┌─ Given information
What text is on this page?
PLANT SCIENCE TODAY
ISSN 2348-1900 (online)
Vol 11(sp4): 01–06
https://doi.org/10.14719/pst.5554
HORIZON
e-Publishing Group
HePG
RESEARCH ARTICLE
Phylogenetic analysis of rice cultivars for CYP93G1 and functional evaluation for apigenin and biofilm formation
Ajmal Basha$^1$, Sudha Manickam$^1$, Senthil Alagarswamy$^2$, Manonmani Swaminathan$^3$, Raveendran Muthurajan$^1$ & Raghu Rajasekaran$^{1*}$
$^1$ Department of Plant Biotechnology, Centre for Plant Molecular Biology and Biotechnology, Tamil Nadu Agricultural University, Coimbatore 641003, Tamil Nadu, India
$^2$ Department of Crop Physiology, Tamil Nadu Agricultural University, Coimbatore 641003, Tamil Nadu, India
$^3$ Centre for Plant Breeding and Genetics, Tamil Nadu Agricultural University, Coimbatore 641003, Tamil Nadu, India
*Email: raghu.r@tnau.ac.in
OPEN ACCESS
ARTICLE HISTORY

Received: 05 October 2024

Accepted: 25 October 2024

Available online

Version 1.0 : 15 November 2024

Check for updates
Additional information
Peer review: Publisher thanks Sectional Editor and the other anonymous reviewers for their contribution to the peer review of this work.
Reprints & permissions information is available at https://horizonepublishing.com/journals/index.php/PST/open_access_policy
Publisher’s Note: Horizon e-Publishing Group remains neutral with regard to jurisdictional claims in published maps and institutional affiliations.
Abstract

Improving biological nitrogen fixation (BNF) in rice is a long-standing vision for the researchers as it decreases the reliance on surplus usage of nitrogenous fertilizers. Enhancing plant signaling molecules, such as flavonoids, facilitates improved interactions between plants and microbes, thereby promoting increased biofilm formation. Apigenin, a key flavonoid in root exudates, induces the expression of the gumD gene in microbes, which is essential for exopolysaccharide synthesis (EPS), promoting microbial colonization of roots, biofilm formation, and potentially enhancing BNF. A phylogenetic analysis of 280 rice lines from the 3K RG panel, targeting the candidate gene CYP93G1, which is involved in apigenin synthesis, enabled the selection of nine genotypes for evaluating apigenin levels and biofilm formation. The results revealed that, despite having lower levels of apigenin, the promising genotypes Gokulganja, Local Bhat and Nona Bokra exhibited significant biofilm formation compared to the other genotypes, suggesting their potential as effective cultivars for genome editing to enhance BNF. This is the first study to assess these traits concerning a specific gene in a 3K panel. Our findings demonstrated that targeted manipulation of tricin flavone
└─
◆ **Activity**
Copy each line of the listing in which the word "Nadu" can be found.

◆ **Response to the exercise**
$^1$ Department of Plant Biotechnology, Centre for Plant Molecular Biology and Biotechnology, Tamil Nadu Agricultural University, Coimbatore 641003, Tamil Nadu, India
$^2$ Department of Crop Physiology, Tamil Nadu Agricultural University, Coimbatore 641003, Tamil Nadu, India
$^3$ Centre for Plant Breeding and Genetics, Tamil Nadu Agricultural University, Coimbatore 641003, Tamil Nadu, India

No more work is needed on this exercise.